Output the lines that follow exactly as they are.

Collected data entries
>> START
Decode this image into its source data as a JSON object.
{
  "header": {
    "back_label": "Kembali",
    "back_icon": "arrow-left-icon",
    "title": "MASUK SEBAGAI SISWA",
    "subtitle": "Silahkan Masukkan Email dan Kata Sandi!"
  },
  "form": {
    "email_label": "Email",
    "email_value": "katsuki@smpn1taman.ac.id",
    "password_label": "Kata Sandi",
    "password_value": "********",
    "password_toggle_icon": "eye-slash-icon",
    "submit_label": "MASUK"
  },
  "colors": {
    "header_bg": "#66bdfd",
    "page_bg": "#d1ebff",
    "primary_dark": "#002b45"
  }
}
>> END
■ Output for this task ■
Decode this image into its source data as a JSON object.
{
  "header": {
    "back_label": "Kembali",
    "back_icon": "arrow-left-icon",
    "title": "MASUK SEBAGAI SISWA",
    "subtitle": "Silahkan Masukkan Email dan Kata Sandi!"
  },
  "form": {
    "email_label": "Email",
    "email_value": "katsuki@smpn1taman.ac.id",
    "password_label": "Kata Sandi",
    "password_value": "********",
    "password_toggle_icon": "eye-slash-icon",
    "submit_label": "MASUK"
  },
  "colors": {
    "header_bg": "#66bdfd",
    "page_bg": "#d1ebff",
    "primary_dark": "#002b45"
  }
}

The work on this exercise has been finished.